• Job
Lift out each line of the data that holds "conf".

• Source records
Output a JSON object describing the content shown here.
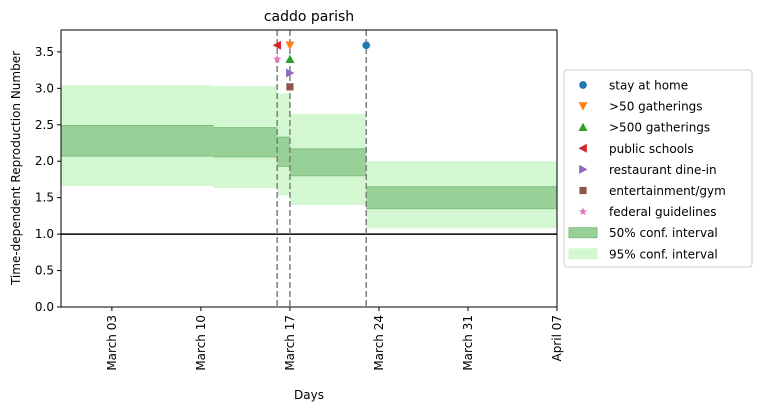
{
  "chart_data": {
    "type": "area",
    "title": "caddo parish",
    "xlabel": "Days",
    "ylabel": "Time-dependent Reproduction Number",
    "xlim": [
      "2020-02-28",
      "2020-04-07"
    ],
    "ylim": [
      0,
      3.8
    ],
    "yticks": [
      0.0,
      0.5,
      1.0,
      1.5,
      2.0,
      2.5,
      3.0,
      3.5
    ],
    "ytick_labels": [
      "0.0",
      "0.5",
      "1.0",
      "1.5",
      "2.0",
      "2.5",
      "3.0",
      "3.5"
    ],
    "xticks": [
      "2020-03-03",
      "2020-03-10",
      "2020-03-17",
      "2020-03-24",
      "2020-03-31",
      "2020-04-07"
    ],
    "xtick_labels": [
      "March 03",
      "March 10",
      "March 17",
      "March 24",
      "March 31",
      "April 07"
    ],
    "reference_line": 1.0,
    "grid": false,
    "legend_position": "right",
    "intervals": [
      {
        "start": "2020-02-28",
        "end": "2020-03-11",
        "ci50": [
          2.07,
          2.49
        ],
        "ci95": [
          1.66,
          3.04
        ]
      },
      {
        "start": "2020-03-11",
        "end": "2020-03-16",
        "ci50": [
          2.06,
          2.46
        ],
        "ci95": [
          1.63,
          3.03
        ]
      },
      {
        "start": "2020-03-16",
        "end": "2020-03-17",
        "ci50": [
          1.93,
          2.33
        ],
        "ci95": [
          1.53,
          2.93
        ]
      },
      {
        "start": "2020-03-17",
        "end": "2020-03-23",
        "ci50": [
          1.8,
          2.17
        ],
        "ci95": [
          1.4,
          2.65
        ]
      },
      {
        "start": "2020-03-23",
        "end": "2020-04-07",
        "ci50": [
          1.35,
          1.65
        ],
        "ci95": [
          1.08,
          2.0
        ]
      }
    ],
    "vlines": [
      "2020-03-16",
      "2020-03-17",
      "2020-03-23"
    ],
    "events": [
      {
        "name": "stay at home",
        "date": "2020-03-23",
        "y": 3.59,
        "marker": "circle",
        "color": "#1f77b4"
      },
      {
        "name": ">50 gatherings",
        "date": "2020-03-17",
        "y": 3.59,
        "marker": "triangle-down",
        "color": "#ff7f0e"
      },
      {
        "name": ">500 gatherings",
        "date": "2020-03-17",
        "y": 3.4,
        "marker": "triangle-up",
        "color": "#2ca02c"
      },
      {
        "name": "public schools",
        "date": "2020-03-16",
        "y": 3.59,
        "marker": "triangle-left",
        "color": "#d62728"
      },
      {
        "name": "restaurant dine-in",
        "date": "2020-03-17",
        "y": 3.21,
        "marker": "triangle-right",
        "color": "#9467bd"
      },
      {
        "name": "entertainment/gym",
        "date": "2020-03-17",
        "y": 3.02,
        "marker": "square",
        "color": "#8c564b"
      },
      {
        "name": "federal guidelines",
        "date": "2020-03-16",
        "y": 3.4,
        "marker": "star",
        "color": "#e377c2"
      }
    ],
    "legend": [
      {
        "label": "stay at home",
        "marker": "circle",
        "color": "#1f77b4"
      },
      {
        "label": ">50 gatherings",
        "marker": "triangle-down",
        "color": "#ff7f0e"
      },
      {
        "label": ">500 gatherings",
        "marker": "triangle-up",
        "color": "#2ca02c"
      },
      {
        "label": "public schools",
        "marker": "triangle-left",
        "color": "#d62728"
      },
      {
        "label": "restaurant dine-in",
        "marker": "triangle-right",
        "color": "#9467bd"
      },
      {
        "label": "entertainment/gym",
        "marker": "square",
        "color": "#8c564b"
      },
      {
        "label": "federal guidelines",
        "marker": "star",
        "color": "#e377c2"
      },
      {
        "label": "50% conf. interval",
        "marker": "patch",
        "color": "#98d197"
      },
      {
        "label": "95% conf. interval",
        "marker": "patch",
        "color": "#d3f7d1"
      }
    ],
    "colors": {
      "ci50": "#98d197",
      "ci50_edge": "#7fbf7e",
      "ci95": "#d3f7d1",
      "vline": "#7f7f7f"
    }
  }
}
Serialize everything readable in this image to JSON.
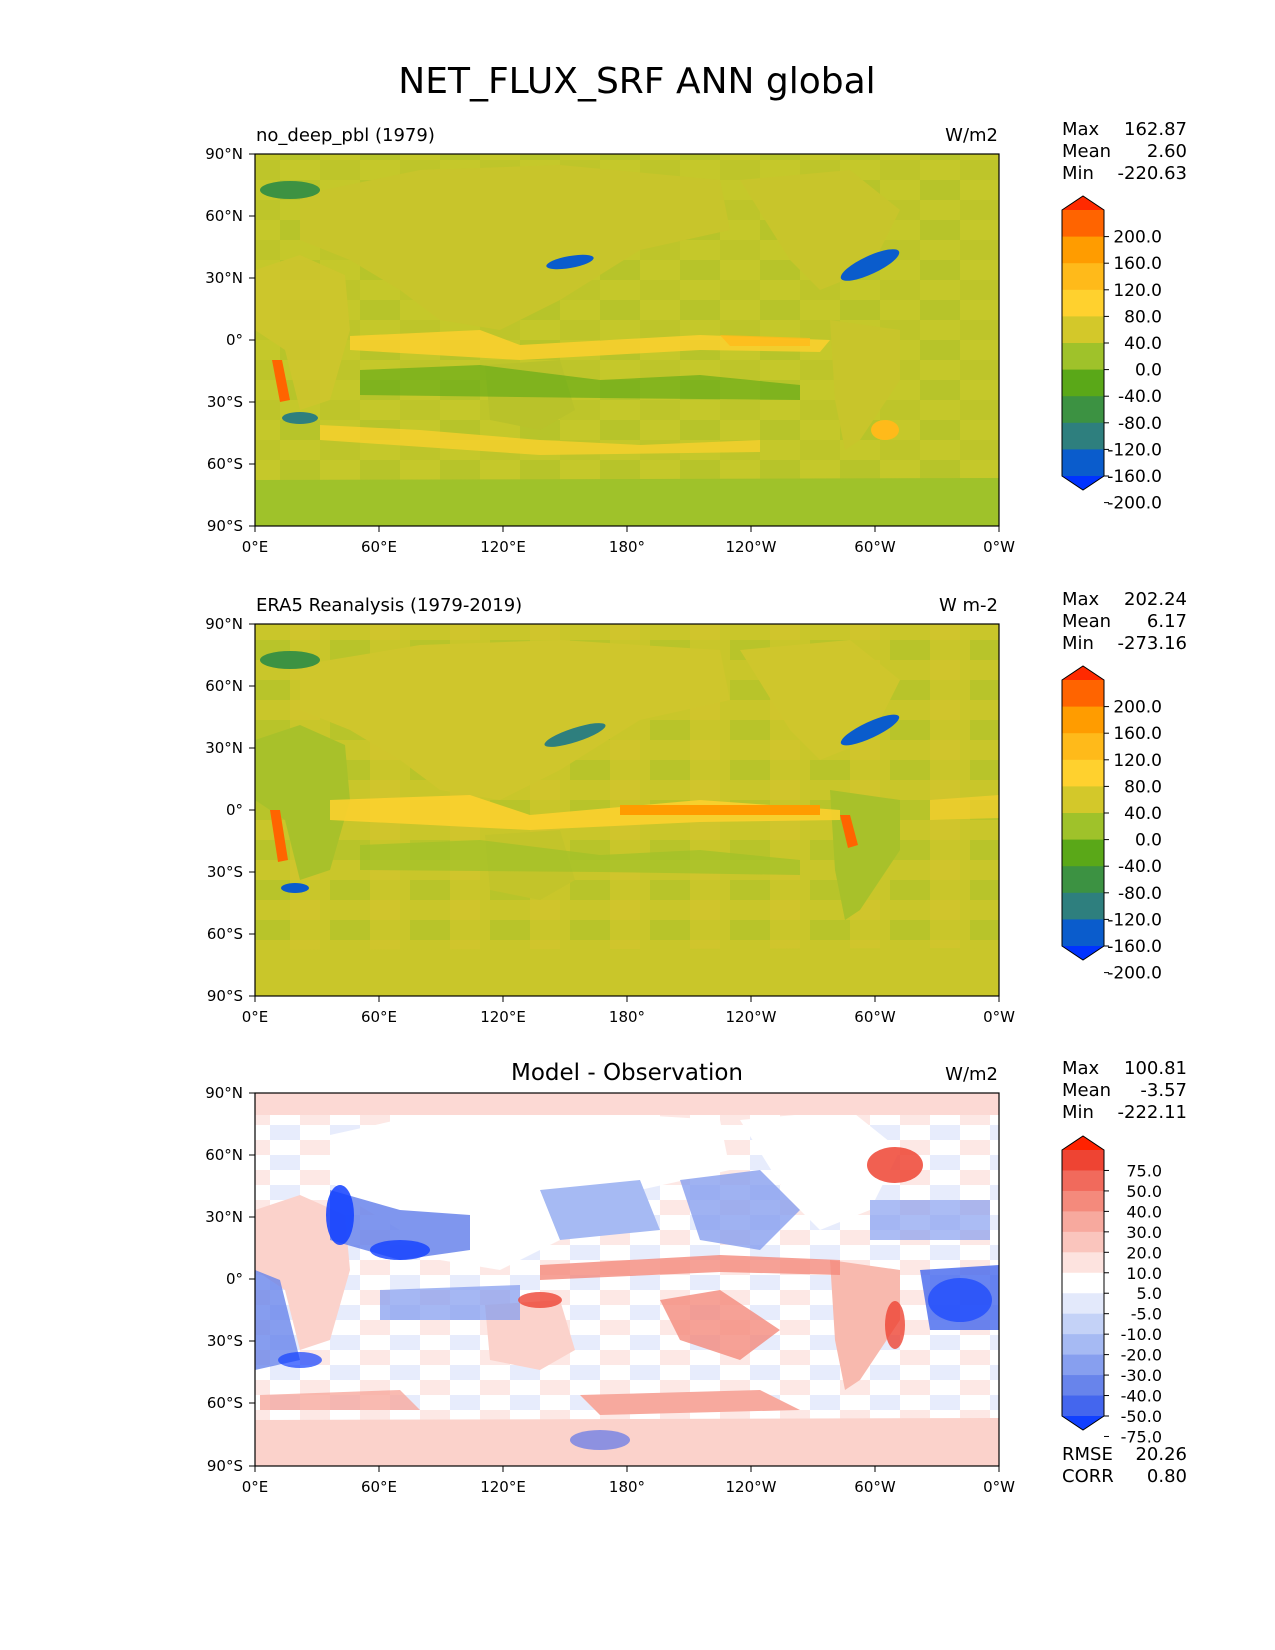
{
  "figure": {
    "title": "NET_FLUX_SRF ANN global"
  },
  "chart_data": [
    {
      "type": "heatmap",
      "title": "no_deep_pbl (1979)",
      "units": "W/m2",
      "xlabel": "",
      "ylabel": "",
      "xlim": [
        0,
        360
      ],
      "ylim": [
        -90,
        90
      ],
      "x_ticks": [
        "0°E",
        "60°E",
        "120°E",
        "180°",
        "120°W",
        "60°W",
        "0°W"
      ],
      "y_ticks": [
        "90°N",
        "60°N",
        "30°N",
        "0°",
        "30°S",
        "60°S",
        "90°S"
      ],
      "stats": [
        {
          "label": "Max",
          "value": "162.87"
        },
        {
          "label": "Mean",
          "value": "2.60"
        },
        {
          "label": "Min",
          "value": "-220.63"
        }
      ],
      "colorbar": {
        "levels": [
          "200.0",
          "160.0",
          "120.0",
          "80.0",
          "40.0",
          "0.0",
          "-40.0",
          "-80.0",
          "-120.0",
          "-160.0",
          "-200.0"
        ],
        "colors": [
          "#ff2a00",
          "#ff6400",
          "#ff9c00",
          "#ffba1a",
          "#ffd12e",
          "#d3c82a",
          "#9fc22a",
          "#5aa818",
          "#3c9242",
          "#2e7f7e",
          "#0a5ccc",
          "#0033ff"
        ]
      }
    },
    {
      "type": "heatmap",
      "title": "ERA5 Reanalysis (1979-2019)",
      "units": "W m-2",
      "xlabel": "",
      "ylabel": "",
      "xlim": [
        0,
        360
      ],
      "ylim": [
        -90,
        90
      ],
      "x_ticks": [
        "0°E",
        "60°E",
        "120°E",
        "180°",
        "120°W",
        "60°W",
        "0°W"
      ],
      "y_ticks": [
        "90°N",
        "60°N",
        "30°N",
        "0°",
        "30°S",
        "60°S",
        "90°S"
      ],
      "stats": [
        {
          "label": "Max",
          "value": "202.24"
        },
        {
          "label": "Mean",
          "value": "6.17"
        },
        {
          "label": "Min",
          "value": "-273.16"
        }
      ],
      "colorbar": {
        "levels": [
          "200.0",
          "160.0",
          "120.0",
          "80.0",
          "40.0",
          "0.0",
          "-40.0",
          "-80.0",
          "-120.0",
          "-160.0",
          "-200.0"
        ],
        "colors": [
          "#ff2a00",
          "#ff6400",
          "#ff9c00",
          "#ffba1a",
          "#ffd12e",
          "#d3c82a",
          "#9fc22a",
          "#5aa818",
          "#3c9242",
          "#2e7f7e",
          "#0a5ccc",
          "#0033ff"
        ]
      }
    },
    {
      "type": "heatmap",
      "title": "Model - Observation",
      "units": "W/m2",
      "xlabel": "",
      "ylabel": "",
      "xlim": [
        0,
        360
      ],
      "ylim": [
        -90,
        90
      ],
      "x_ticks": [
        "0°E",
        "60°E",
        "120°E",
        "180°",
        "120°W",
        "60°W",
        "0°W"
      ],
      "y_ticks": [
        "90°N",
        "60°N",
        "30°N",
        "0°",
        "30°S",
        "60°S",
        "90°S"
      ],
      "stats": [
        {
          "label": "Max",
          "value": "100.81"
        },
        {
          "label": "Mean",
          "value": "-3.57"
        },
        {
          "label": "Min",
          "value": "-222.11"
        }
      ],
      "metrics": [
        {
          "label": "RMSE",
          "value": "20.26"
        },
        {
          "label": "CORR",
          "value": "0.80"
        }
      ],
      "colorbar": {
        "levels": [
          "75.0",
          "50.0",
          "40.0",
          "30.0",
          "20.0",
          "10.0",
          "5.0",
          "-5.0",
          "-10.0",
          "-20.0",
          "-30.0",
          "-40.0",
          "-50.0",
          "-75.0"
        ],
        "colors": [
          "#ff2200",
          "#ee4433",
          "#f16a5c",
          "#f48a7c",
          "#f7a99e",
          "#fac5bd",
          "#fde3df",
          "#ffffff",
          "#e3e9fb",
          "#c4d2f7",
          "#a6baf3",
          "#879fef",
          "#6884eb",
          "#4466ee",
          "#1140ff"
        ]
      }
    }
  ]
}
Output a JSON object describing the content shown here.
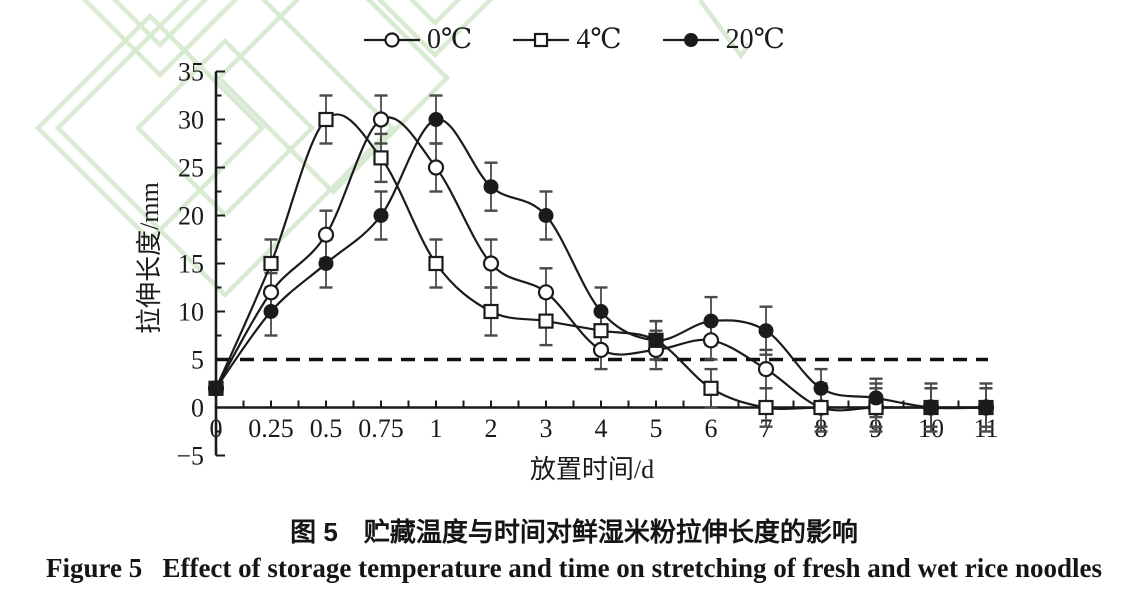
{
  "page": {
    "background": "#ffffff",
    "watermark_color": "#d8ead2",
    "line_color": "#1b1b1b",
    "error_bar_color": "#4a4a4a"
  },
  "chart_data": {
    "type": "line",
    "title": "",
    "xlabel": "放置时间/d",
    "ylabel": "拉伸长度/mm",
    "categories": [
      "0",
      "0.25",
      "0.5",
      "0.75",
      "1",
      "2",
      "3",
      "4",
      "5",
      "6",
      "7",
      "8",
      "9",
      "10",
      "11"
    ],
    "ylim": [
      -5,
      35
    ],
    "ytick_step": 5,
    "yticks": [
      "35",
      "30",
      "25",
      "20",
      "15",
      "10",
      "5",
      "0",
      "−5"
    ],
    "grid": false,
    "legend_position": "top-center",
    "reference_line": {
      "y": 5,
      "style": "dashed"
    },
    "series": [
      {
        "name": "0℃",
        "marker": "open-circle",
        "values": [
          2,
          12,
          18,
          30,
          25,
          15,
          12,
          6,
          6,
          7,
          4,
          0,
          0,
          0,
          0
        ],
        "errors": [
          0.5,
          2,
          2.5,
          2.5,
          2.5,
          2.5,
          2.5,
          2,
          2,
          2,
          2,
          2.5,
          2.5,
          2,
          2
        ]
      },
      {
        "name": "4℃",
        "marker": "open-square",
        "values": [
          2,
          15,
          30,
          26,
          15,
          10,
          9,
          8,
          7,
          2,
          0,
          0,
          0,
          0,
          0
        ],
        "errors": [
          0.5,
          2.5,
          2.5,
          2.5,
          2.5,
          2.5,
          2.5,
          2,
          2,
          2,
          2,
          2,
          2,
          2,
          2
        ]
      },
      {
        "name": "20℃",
        "marker": "filled-circle",
        "values": [
          2,
          10,
          15,
          20,
          30,
          23,
          20,
          10,
          7,
          9,
          8,
          2,
          1,
          0,
          0
        ],
        "errors": [
          0.5,
          2.5,
          2.5,
          2.5,
          2.5,
          2.5,
          2.5,
          2.5,
          2,
          2.5,
          2.5,
          2,
          2,
          2.5,
          2.5
        ]
      }
    ]
  },
  "caption": {
    "line1": "图 5　贮藏温度与时间对鲜湿米粉拉伸长度的影响",
    "line2": "Figure 5   Effect of storage temperature and time on stretching of fresh and wet rice noodles"
  }
}
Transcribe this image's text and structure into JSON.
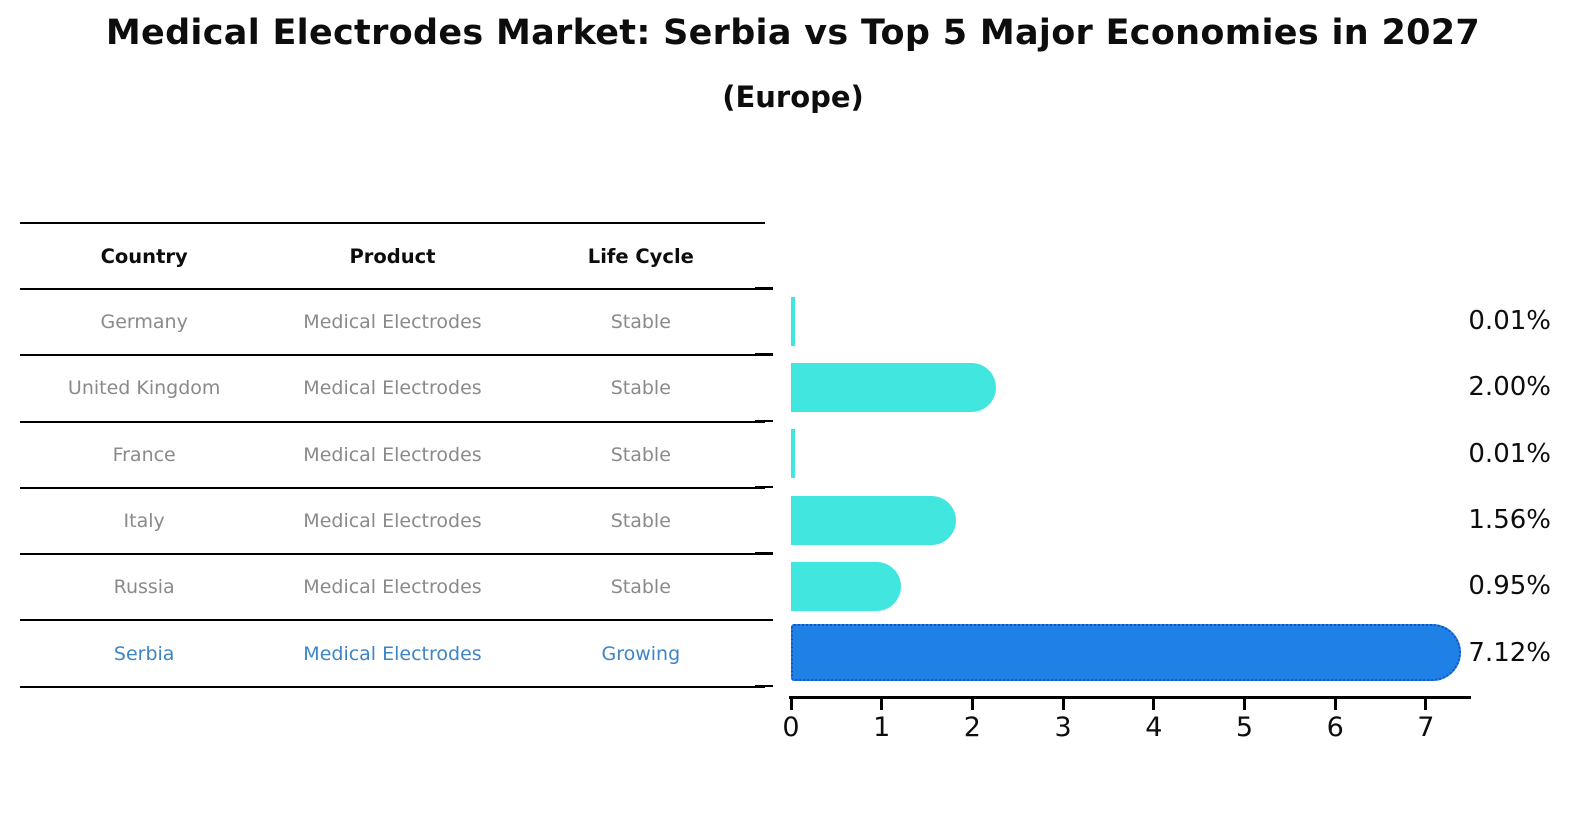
{
  "header": {
    "title": "Medical Electrodes Market: Serbia vs Top 5 Major Economies in 2027",
    "subtitle": "(Europe)"
  },
  "table": {
    "columns": [
      "Country",
      "Product",
      "Life Cycle"
    ],
    "rows": [
      {
        "country": "Germany",
        "product": "Medical Electrodes",
        "life_cycle": "Stable",
        "highlighted": false
      },
      {
        "country": "United Kingdom",
        "product": "Medical Electrodes",
        "life_cycle": "Stable",
        "highlighted": false
      },
      {
        "country": "France",
        "product": "Medical Electrodes",
        "life_cycle": "Stable",
        "highlighted": false
      },
      {
        "country": "Italy",
        "product": "Medical Electrodes",
        "life_cycle": "Stable",
        "highlighted": false
      },
      {
        "country": "Russia",
        "product": "Medical Electrodes",
        "life_cycle": "Stable",
        "highlighted": false
      },
      {
        "country": "Serbia",
        "product": "Medical Electrodes",
        "life_cycle": "Growing",
        "highlighted": true
      }
    ]
  },
  "chart_data": {
    "type": "bar",
    "orientation": "horizontal",
    "title": "Medical Electrodes Market: Serbia vs Top 5 Major Economies in 2027 (Europe)",
    "categories": [
      "Germany",
      "United Kingdom",
      "France",
      "Italy",
      "Russia",
      "Serbia"
    ],
    "values": [
      0.01,
      2.0,
      0.01,
      1.56,
      0.95,
      7.12
    ],
    "value_labels": [
      "0.01%",
      "2.00%",
      "0.01%",
      "1.56%",
      "0.95%",
      "7.12%"
    ],
    "xlim": [
      0,
      7.48
    ],
    "xticks": [
      "0",
      "1",
      "2",
      "3",
      "4",
      "5",
      "6",
      "7"
    ],
    "grid": false,
    "legend": false,
    "highlight_index": 5,
    "highlight_category": "Serbia"
  },
  "colors": {
    "bar_stable": "#41e6de",
    "bar_highlight": "#1f80e6",
    "bar_highlight_border": "#1055c8",
    "table_text": "#8a8a8a",
    "table_header_text": "#0d0d0d",
    "highlight_text": "#3d85c6",
    "axis": "#000000",
    "value_label_text": "#0d0d0d"
  }
}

• Expected answer
        "label": "50% conf. interval",
        "label": "95% conf. interval",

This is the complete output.